WRITTEN EXERCISE → Collect all lines containing the word "Processor" from the data.

──────── AVAILABLE DATA

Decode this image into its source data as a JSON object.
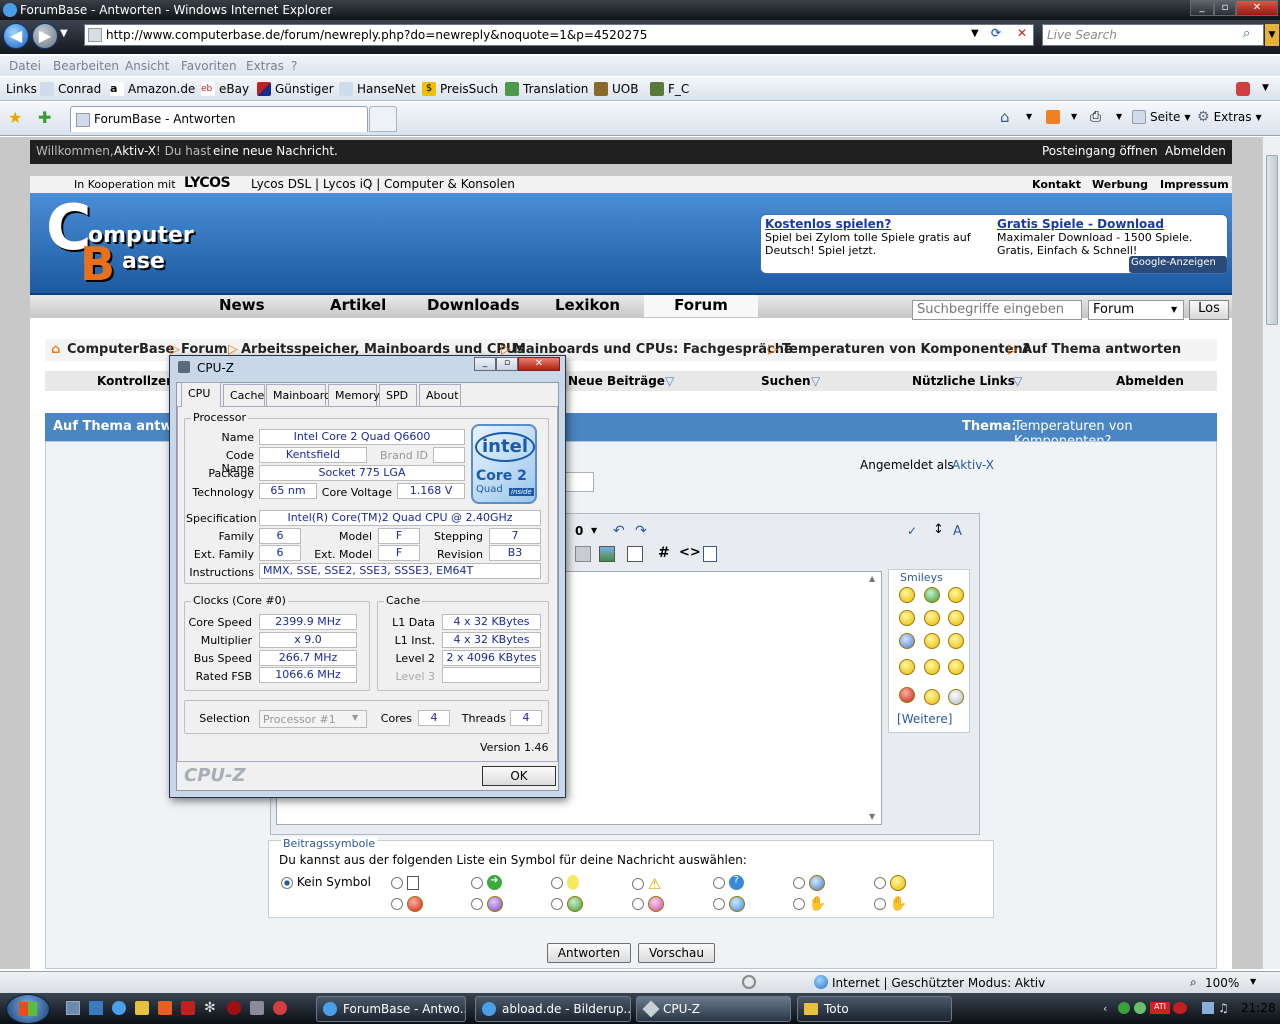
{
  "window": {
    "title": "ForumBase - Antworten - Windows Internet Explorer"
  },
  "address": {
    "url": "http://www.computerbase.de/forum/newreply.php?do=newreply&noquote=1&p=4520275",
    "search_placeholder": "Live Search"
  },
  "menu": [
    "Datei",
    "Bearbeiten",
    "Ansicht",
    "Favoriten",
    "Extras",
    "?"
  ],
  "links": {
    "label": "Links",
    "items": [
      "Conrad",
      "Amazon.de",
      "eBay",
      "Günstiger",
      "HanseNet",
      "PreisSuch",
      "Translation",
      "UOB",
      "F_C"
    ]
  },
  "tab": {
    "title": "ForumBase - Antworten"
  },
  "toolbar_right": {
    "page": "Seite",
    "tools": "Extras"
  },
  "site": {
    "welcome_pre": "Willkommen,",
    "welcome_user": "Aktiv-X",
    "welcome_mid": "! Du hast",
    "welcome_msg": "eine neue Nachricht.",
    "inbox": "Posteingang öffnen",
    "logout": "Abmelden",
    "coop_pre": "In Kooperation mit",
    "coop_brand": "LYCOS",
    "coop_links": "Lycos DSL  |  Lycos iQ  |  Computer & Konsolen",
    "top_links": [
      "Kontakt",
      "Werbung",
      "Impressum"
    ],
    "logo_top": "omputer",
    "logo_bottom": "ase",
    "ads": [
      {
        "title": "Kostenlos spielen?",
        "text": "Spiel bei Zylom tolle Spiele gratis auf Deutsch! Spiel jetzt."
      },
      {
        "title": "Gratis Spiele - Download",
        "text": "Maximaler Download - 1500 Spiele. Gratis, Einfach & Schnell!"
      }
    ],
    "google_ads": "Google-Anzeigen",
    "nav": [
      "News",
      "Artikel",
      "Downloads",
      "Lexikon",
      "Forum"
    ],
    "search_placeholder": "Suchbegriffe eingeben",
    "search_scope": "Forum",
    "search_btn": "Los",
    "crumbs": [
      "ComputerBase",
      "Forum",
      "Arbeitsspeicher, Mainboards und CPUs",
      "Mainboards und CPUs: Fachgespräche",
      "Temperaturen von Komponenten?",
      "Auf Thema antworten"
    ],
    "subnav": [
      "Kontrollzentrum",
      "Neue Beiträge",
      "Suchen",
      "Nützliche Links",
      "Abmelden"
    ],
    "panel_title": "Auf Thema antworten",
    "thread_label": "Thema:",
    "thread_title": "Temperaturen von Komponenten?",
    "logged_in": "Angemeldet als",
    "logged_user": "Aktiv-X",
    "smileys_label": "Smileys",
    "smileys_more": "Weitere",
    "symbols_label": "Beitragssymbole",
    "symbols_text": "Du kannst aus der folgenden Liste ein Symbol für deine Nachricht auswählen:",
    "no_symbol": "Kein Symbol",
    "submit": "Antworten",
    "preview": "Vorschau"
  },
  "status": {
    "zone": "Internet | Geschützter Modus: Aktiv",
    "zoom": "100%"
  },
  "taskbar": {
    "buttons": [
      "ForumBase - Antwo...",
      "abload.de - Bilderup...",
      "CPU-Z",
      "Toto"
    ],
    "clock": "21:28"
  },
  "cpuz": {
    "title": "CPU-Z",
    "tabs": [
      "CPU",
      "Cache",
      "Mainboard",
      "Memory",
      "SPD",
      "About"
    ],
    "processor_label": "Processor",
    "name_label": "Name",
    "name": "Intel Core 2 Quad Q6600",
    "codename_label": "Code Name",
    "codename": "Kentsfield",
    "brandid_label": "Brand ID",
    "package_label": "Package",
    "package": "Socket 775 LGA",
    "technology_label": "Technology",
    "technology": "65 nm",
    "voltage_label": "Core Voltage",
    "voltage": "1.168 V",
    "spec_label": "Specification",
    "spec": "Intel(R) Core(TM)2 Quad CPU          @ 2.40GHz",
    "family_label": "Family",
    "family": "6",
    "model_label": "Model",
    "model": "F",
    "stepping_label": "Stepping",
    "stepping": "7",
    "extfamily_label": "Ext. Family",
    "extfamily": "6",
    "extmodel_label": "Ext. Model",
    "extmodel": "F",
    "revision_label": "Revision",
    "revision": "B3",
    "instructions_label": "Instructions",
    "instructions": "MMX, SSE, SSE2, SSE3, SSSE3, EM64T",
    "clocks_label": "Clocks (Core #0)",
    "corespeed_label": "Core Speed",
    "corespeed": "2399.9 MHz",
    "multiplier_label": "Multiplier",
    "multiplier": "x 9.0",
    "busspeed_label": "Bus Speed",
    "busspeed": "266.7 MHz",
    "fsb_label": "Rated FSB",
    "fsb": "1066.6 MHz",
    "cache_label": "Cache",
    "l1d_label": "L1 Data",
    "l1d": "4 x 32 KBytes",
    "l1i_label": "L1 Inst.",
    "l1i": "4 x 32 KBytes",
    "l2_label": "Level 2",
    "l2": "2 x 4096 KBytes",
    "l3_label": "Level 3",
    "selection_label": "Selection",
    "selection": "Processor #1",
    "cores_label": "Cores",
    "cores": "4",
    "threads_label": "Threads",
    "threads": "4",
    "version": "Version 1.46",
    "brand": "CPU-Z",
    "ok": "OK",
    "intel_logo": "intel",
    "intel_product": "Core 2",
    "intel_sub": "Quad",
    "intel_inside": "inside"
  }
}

────────────────
──────── AVAILABLE DATA

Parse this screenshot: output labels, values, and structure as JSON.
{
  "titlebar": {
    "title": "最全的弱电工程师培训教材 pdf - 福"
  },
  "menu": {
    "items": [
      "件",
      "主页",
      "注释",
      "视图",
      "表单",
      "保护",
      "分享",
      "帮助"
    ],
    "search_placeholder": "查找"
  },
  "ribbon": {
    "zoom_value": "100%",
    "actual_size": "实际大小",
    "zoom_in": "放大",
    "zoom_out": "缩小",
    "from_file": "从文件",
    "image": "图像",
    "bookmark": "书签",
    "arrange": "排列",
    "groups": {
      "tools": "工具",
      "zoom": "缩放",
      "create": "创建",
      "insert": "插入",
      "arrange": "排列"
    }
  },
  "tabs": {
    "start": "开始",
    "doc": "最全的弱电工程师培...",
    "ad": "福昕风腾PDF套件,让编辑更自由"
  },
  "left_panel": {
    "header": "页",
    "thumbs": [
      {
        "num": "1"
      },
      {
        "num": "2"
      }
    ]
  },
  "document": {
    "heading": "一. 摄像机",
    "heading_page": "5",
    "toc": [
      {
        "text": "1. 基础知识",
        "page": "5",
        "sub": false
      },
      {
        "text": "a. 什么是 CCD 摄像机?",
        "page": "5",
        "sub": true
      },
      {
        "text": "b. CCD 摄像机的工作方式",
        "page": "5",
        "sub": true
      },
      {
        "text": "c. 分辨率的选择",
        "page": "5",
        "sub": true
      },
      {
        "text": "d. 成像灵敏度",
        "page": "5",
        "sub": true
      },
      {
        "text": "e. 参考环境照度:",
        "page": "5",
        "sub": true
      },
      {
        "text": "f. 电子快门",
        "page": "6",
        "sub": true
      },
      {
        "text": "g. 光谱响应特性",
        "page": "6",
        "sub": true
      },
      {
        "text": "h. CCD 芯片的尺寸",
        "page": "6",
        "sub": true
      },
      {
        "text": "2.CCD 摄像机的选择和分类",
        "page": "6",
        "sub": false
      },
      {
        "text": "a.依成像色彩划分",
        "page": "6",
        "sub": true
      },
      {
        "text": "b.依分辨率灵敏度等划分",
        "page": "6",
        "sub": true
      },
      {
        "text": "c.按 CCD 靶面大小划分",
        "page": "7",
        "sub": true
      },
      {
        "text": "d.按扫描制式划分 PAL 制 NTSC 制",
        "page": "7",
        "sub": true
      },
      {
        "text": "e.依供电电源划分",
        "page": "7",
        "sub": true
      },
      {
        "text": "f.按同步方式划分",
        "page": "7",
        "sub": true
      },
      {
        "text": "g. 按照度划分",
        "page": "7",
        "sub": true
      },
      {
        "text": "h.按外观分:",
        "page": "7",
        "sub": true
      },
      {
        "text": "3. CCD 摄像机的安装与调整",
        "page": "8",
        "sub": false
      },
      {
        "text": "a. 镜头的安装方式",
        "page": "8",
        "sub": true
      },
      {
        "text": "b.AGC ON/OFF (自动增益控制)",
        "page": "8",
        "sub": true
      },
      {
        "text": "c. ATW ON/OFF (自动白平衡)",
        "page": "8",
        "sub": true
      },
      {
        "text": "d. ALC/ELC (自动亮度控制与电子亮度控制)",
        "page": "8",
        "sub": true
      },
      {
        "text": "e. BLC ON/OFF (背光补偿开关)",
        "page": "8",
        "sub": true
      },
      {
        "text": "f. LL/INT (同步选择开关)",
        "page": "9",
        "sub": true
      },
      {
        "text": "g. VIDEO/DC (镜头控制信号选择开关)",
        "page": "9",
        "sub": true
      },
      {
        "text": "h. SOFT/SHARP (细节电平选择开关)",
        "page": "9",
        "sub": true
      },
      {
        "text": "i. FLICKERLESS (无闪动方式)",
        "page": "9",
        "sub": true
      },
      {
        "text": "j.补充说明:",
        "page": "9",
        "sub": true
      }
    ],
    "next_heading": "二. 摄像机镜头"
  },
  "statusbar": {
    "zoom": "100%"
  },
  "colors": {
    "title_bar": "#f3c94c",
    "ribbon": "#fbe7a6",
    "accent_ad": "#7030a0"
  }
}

────────────────

CORRECT RESPONSE →
    "processor_label": "Processor",
    "selection": "Processor #1",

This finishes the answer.